STATED EXERCISE =>
Look through the data below. Collect every line where the word "ritmini" occurs.

[Part of a data file]
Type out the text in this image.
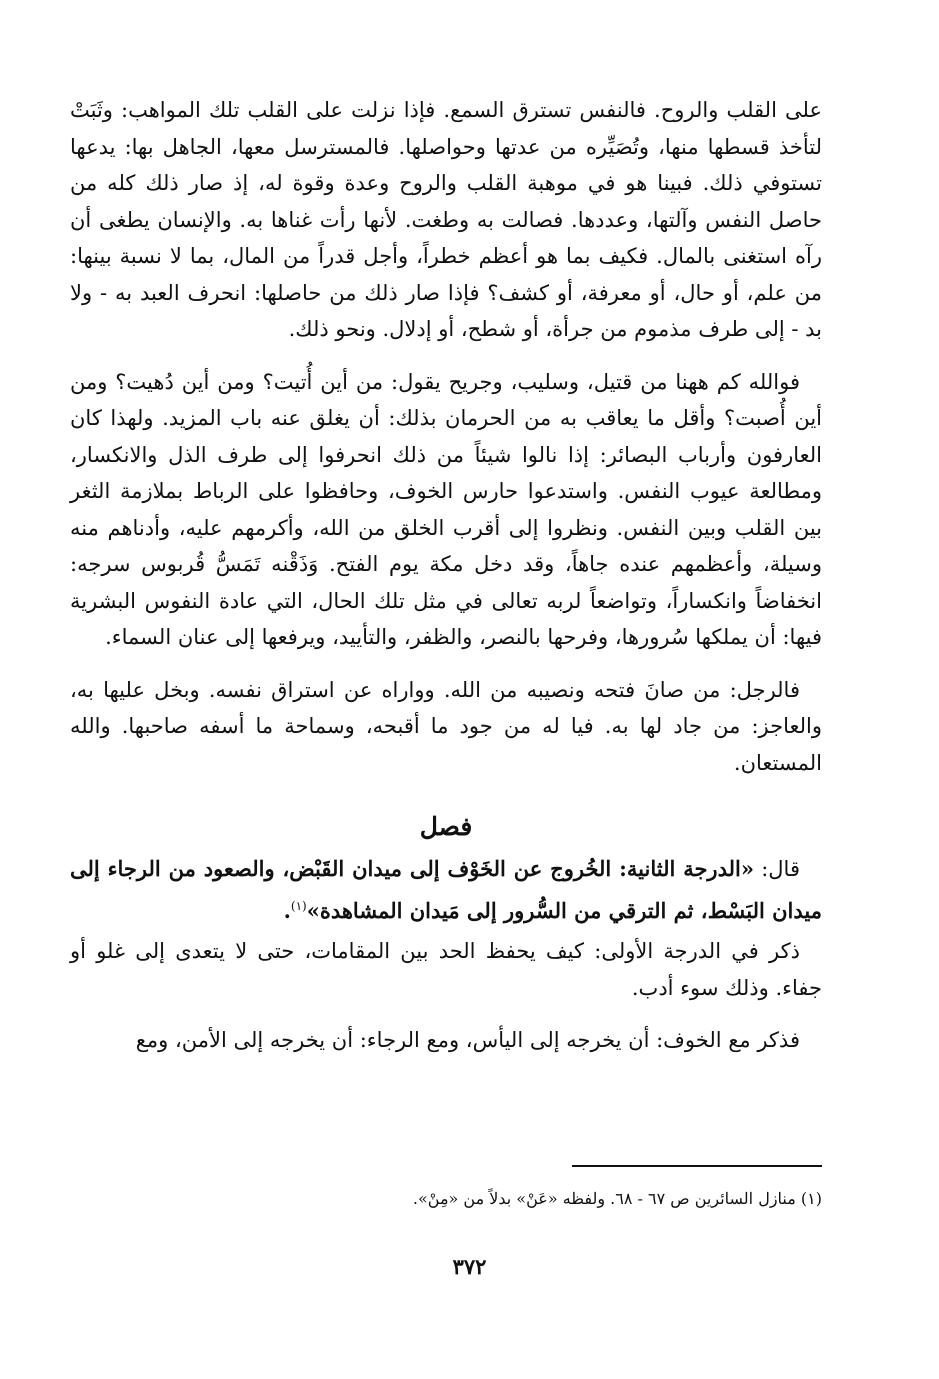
على القلب والروح. فالنفس تسترق السمع. فإذا نزلت على القلب تلك المواهب: وثَبَتْ لتأخذ قسطها منها، وتُصَيِّره من عدتها وحواصلها. فالمسترسل معها، الجاهل بها: يدعها تستوفي ذلك. فبينا هو في موهبة القلب والروح وعدة وقوة له، إذ صار ذلك كله من حاصل النفس وآلتها، وعددها. فصالت به وطغت. لأنها رأت غناها به. والإنسان يطغى أن رآه استغنى بالمال. فكيف بما هو أعظم خطراً، وأجل قدراً من المال، بما لا نسبة بينها: من علم، أو حال، أو معرفة، أو كشف؟ فإذا صار ذلك من حاصلها: انحرف العبد به - ولا بد - إلى طرف مذموم من جرأة، أو شطح، أو إدلال. ونحو ذلك.

فوالله كم ههنا من قتيل، وسليب، وجريح يقول: من أين أُتيت؟ ومن أين دُهيت؟ ومن أين أُصبت؟ وأقل ما يعاقب به من الحرمان بذلك: أن يغلق عنه باب المزيد. ولهذا كان العارفون وأرباب البصائر: إذا نالوا شيئاً من ذلك انحرفوا إلى طرف الذل والانكسار، ومطالعة عيوب النفس. واستدعوا حارس الخوف، وحافظوا على الرباط بملازمة الثغر بين القلب وبين النفس. ونظروا إلى أقرب الخلق من الله، وأكرمهم عليه، وأدناهم منه وسيلة، وأعظمهم عنده جاهاً، وقد دخل مكة يوم الفتح. وَذَقْنه تَمَسُّ قُربوس سرجه: انخفاضاً وانكساراً، وتواضعاً لربه تعالى في مثل تلك الحال، التي عادة النفوس البشرية فيها: أن يملكها سُرورها، وفرحها بالنصر، والظفر، والتأييد، ويرفعها إلى عنان السماء.

فالرجل: من صانَ فتحه ونصيبه من الله. وواراه عن استراق نفسه. وبخل عليها به، والعاجز: من جاد لها به. فيا له من جود ما أقبحه، وسماحة ما أسفه صاحبها. والله المستعان.

فصل

قال: «الدرجة الثانية: الخُروج عن الخَوْف إلى ميدان القَبْض، والصعود من الرجاء إلى ميدان البَسْط، ثم الترقي من السُّرور إلى مَيدان المشاهدة»$^{(١)}$.

ذكر في الدرجة الأولى: كيف يحفظ الحد بين المقامات، حتى لا يتعدى إلى غلو أو جفاء. وذلك سوء أدب.

فذكر مع الخوف: أن يخرجه إلى اليأس، ومع الرجاء: أن يخرجه إلى الأمن، ومع

(١) منازل السائرين ص ٦٧ - ٦٨. ولفظه «عَنْ» بدلاً من «مِنْ».
٣٧٢
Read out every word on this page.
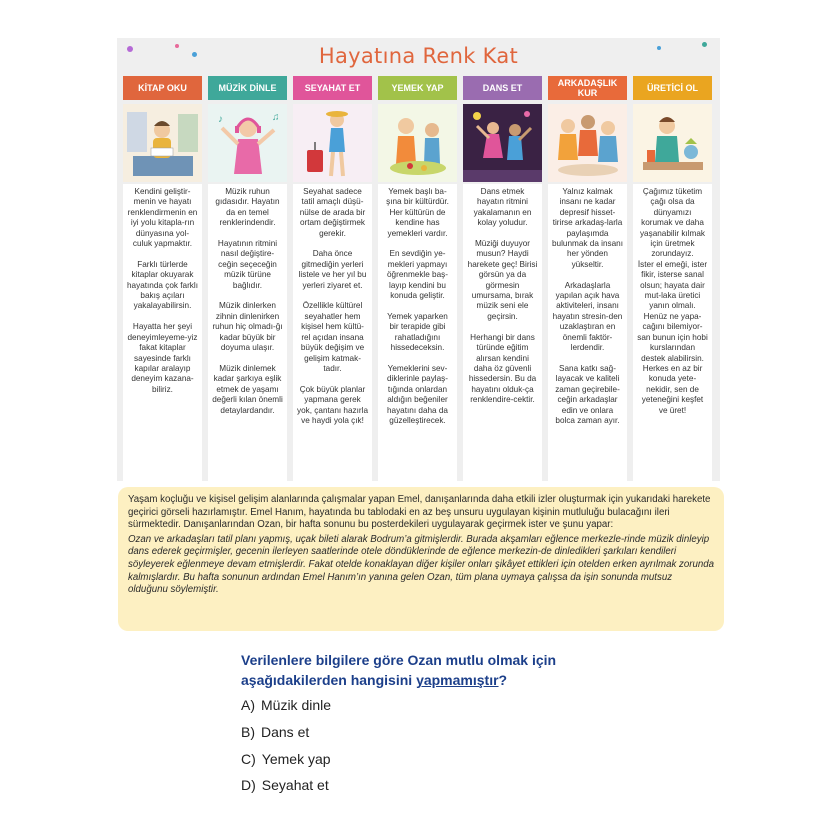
Hayatına Renk Kat
KİTAP OKU
Kendini geliştir-
menin ve hayatı renklendirmenin en iyi yolu kitapla-rın dünyasına yol-culuk yapmaktır.

Farklı türlerde kitaplar okuyarak hayatında çok farklı bakış açıları yakalayabilirsin.

Hayatta her şeyi deneyimleyeme-yiz fakat kitaplar sayesinde farklı kapılar aralayıp deneyim kazana-biliriz.
MÜZİK DİNLE
♪	♫
Müzik ruhun gıdasıdır. Hayatın da en temel renklerindendir.

Hayatının ritmini nasıl değiştire-ceğin seçeceğin müzik türüne bağlıdır.

Müzik dinlerken zihnin dinlenirken ruhun hiç olmadı-ğı kadar büyük bir doyuma ulaşır.

Müzik dinlemek kadar şarkıya eşlik etmek de yaşamı değerli kılan önemli detaylardandır.
SEYAHAT ET
Seyahat sadece tatil amaçlı düşü-nülse de arada bir ortam değiştirmek gerekir.

Daha önce gitmediğin yerleri listele ve her yıl bu yerleri ziyaret et.

Özellikle kültürel seyahatler hem kişisel hem kültü-rel açıdan insana büyük değişim ve gelişim katmak-tadır.

Çok büyük planlar yapmana gerek yok, çantanı hazırla ve haydi yola çık!
YEMEK YAP
Yemek başlı ba-şına bir kültürdür. Her kültürün de kendine has yemekleri vardır.

En sevdiğin ye-mekleri yapmayı öğrenmekle baş-layıp kendini bu konuda geliştir.

Yemek yaparken bir terapide gibi rahatladığını hissedeceksin.

Yemeklerini sev-diklerinle paylaş-tığında onlardan aldığın beğeniler hayatını daha da güzelleştirecek.
DANS ET
Dans etmek hayatın ritmini yakalamanın en kolay yoludur.

Müziği duyuyor musun? Haydi harekete geç! Birisi görsün ya da görmesin umursama, bırak müzik seni ele geçirsin.

Herhangi bir dans türünde eğitim alırsan kendini daha öz güvenli hissedersin. Bu da hayatını olduk-ça renklendire-cektir.
ARKADAŞLIK KUR
Yalnız kalmak insanı ne kadar depresif hisset-tirirse arkadaş-larla paylaşımda bulunmak da insanı her yönden yükseltir.

Arkadaşlarla yapılan açık hava aktiviteleri, insanı hayatın stresin-den uzaklaştıran en önemli faktör-lerdendir.

Sana katkı sağ-layacak ve kaliteli zaman geçirebile-ceğin arkadaşlar edin ve onlara bolca zaman ayır.
ÜRETİCİ OL
Çağımız tüketim çağı olsa da dünyamızı korumak ve daha yaşanabilir kılmak için üretmek zorundayız.
İster el emeği, ister fikir, isterse sanal olsun; hayata dair mut-laka üretici yanın olmalı.
Henüz ne yapa-cağını bilemiyor-san bunun için hobi kurslarından destek alabilirsin. Herkes en az bir konuda yete-nekidir, sen de yeteneğini keşfet ve üret!

Yaşam koçluğu ve kişisel gelişim alanlarında çalışmalar yapan Emel, danışanlarında daha etkili izler oluşturmak için yukarıdaki harekete geçirici görseli hazırlamıştır. Emel Hanım, hayatında bu tablodaki en az beş unsuru uygulayan kişinin mutluluğu bulacağını ileri sürmektedir. Danışanlarından Ozan, bir hafta sonunu bu posterdekileri uygulayarak geçirmek ister ve şunu yapar:

Ozan ve arkadaşları tatil planı yapmış, uçak bileti alarak Bodrum’a gitmişlerdir. Burada akşamları eğlence merkezle-rinde müzik dinleyip dans ederek geçirmişler, gecenin ilerleyen saatlerinde otele döndüklerinde de eğlence merkezin-de dinledikleri şarkıları kendileri söyleyerek eğlenmeye devam etmişlerdir. Fakat otelde konaklayan diğer kişiler onları şikâyet ettikleri için otelden erken ayrılmak zorunda kalmışlardır. Bu hafta sonunun ardından Emel Hanım’ın yanına gelen Ozan, tüm plana uymaya çalışsa da işin sonunda mutsuz olduğunu söylemiştir.

Verilenlere bilgilere göre Ozan mutlu olmak için aşağıdakilerden hangisini yapmamıştır?
A) Müzik dinle
B) Dans et
C) Yemek yap
D) Seyahat et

EXERCISE OUTPUT =>
Hayatının ritmini nasıl değiştire-ceğin seçeceğin müzik türüne bağlıdır.
Dans etmek hayatın ritmini yakalamanın en kolay yoludur.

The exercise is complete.